**Set task:** Copy every line in which the string "xlabel" occurs.

***** Given records *****

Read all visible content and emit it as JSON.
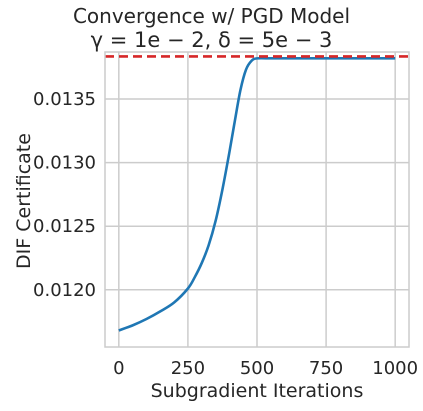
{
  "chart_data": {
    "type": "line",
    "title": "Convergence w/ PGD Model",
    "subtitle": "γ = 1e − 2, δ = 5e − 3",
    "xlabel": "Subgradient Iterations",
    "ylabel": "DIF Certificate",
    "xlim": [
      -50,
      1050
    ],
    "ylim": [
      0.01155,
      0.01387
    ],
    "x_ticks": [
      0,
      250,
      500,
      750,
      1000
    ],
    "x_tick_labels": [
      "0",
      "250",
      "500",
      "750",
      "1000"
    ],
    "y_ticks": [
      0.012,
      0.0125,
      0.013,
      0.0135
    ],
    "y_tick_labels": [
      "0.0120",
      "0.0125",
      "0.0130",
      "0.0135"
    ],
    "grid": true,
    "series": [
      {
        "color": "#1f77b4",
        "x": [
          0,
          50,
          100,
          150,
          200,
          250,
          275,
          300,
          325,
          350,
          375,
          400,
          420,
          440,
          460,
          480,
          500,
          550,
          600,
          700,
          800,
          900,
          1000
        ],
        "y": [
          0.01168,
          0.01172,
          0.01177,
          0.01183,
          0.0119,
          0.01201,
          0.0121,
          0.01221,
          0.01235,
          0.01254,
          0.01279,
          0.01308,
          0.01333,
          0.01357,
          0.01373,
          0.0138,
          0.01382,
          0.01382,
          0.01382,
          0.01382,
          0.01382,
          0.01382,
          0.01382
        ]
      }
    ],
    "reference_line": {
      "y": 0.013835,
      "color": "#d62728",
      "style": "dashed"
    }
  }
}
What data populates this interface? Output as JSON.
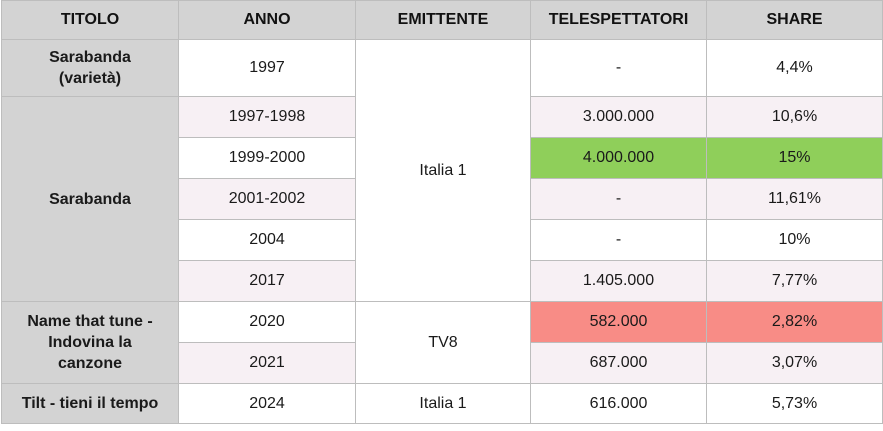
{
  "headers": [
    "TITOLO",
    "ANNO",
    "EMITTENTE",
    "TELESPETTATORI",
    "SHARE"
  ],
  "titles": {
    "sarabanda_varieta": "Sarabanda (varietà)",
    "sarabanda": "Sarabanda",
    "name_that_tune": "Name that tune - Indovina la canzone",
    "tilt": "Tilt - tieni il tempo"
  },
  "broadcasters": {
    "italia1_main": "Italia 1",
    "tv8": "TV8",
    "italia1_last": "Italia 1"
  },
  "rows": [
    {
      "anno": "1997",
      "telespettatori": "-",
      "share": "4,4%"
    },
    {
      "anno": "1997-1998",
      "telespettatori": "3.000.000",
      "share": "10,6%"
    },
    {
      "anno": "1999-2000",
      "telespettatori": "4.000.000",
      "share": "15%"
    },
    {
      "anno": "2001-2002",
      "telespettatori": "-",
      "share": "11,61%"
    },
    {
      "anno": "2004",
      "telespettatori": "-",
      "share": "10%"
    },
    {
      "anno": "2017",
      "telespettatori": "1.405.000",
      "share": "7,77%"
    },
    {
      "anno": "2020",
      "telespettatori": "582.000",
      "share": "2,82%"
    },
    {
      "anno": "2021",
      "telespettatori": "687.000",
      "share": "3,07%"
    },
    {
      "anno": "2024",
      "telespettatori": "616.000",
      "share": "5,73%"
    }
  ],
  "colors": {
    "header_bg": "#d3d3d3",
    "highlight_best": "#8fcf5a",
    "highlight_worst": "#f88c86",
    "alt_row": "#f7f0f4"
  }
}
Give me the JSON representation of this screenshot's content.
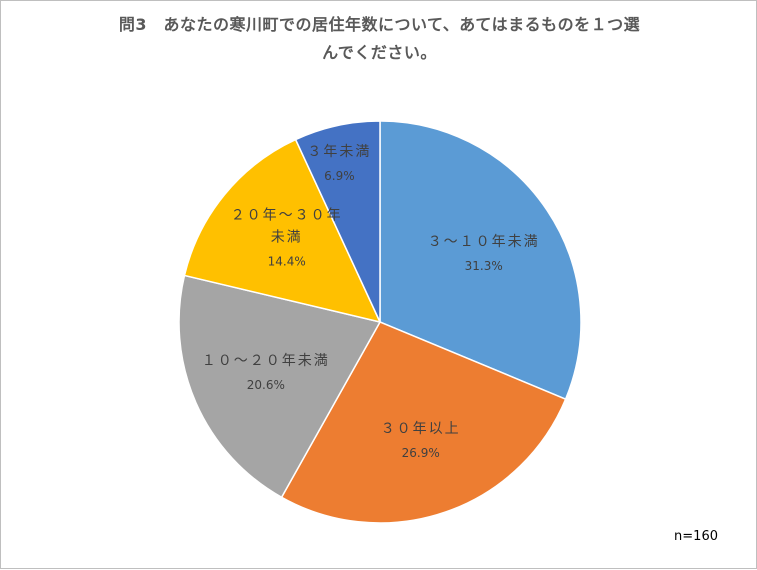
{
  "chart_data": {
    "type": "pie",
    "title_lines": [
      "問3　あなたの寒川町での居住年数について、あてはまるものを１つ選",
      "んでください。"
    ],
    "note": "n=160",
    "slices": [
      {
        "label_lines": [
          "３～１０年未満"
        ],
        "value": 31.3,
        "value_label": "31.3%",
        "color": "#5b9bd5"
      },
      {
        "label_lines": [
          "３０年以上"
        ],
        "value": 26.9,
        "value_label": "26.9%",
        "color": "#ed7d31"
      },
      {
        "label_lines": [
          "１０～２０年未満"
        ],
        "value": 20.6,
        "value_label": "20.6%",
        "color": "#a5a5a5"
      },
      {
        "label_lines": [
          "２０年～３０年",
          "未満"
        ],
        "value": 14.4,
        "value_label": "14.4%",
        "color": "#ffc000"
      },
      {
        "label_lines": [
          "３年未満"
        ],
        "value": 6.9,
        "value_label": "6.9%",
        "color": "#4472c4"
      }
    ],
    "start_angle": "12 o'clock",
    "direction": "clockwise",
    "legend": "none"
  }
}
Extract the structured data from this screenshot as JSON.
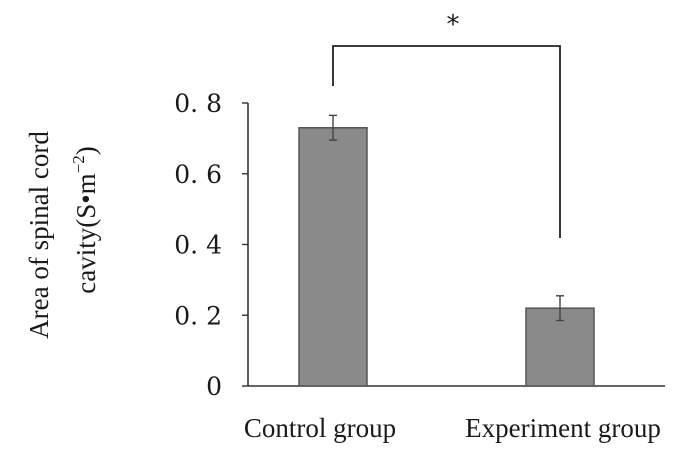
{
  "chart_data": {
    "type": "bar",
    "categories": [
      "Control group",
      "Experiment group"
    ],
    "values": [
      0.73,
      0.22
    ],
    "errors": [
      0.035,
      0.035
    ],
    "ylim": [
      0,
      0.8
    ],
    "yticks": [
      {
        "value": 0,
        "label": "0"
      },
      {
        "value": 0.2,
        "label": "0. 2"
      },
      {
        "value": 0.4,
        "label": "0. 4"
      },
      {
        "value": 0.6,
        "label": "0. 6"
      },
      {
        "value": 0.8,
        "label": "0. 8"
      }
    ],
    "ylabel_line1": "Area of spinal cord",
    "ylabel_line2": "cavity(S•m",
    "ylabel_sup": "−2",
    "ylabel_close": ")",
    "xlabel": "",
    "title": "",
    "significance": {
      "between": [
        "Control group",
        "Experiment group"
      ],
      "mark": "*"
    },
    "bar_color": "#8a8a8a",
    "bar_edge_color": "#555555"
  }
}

*****

**Written response:**
    "xlabel": "Subgradient Iterations",
    "xlabel": "",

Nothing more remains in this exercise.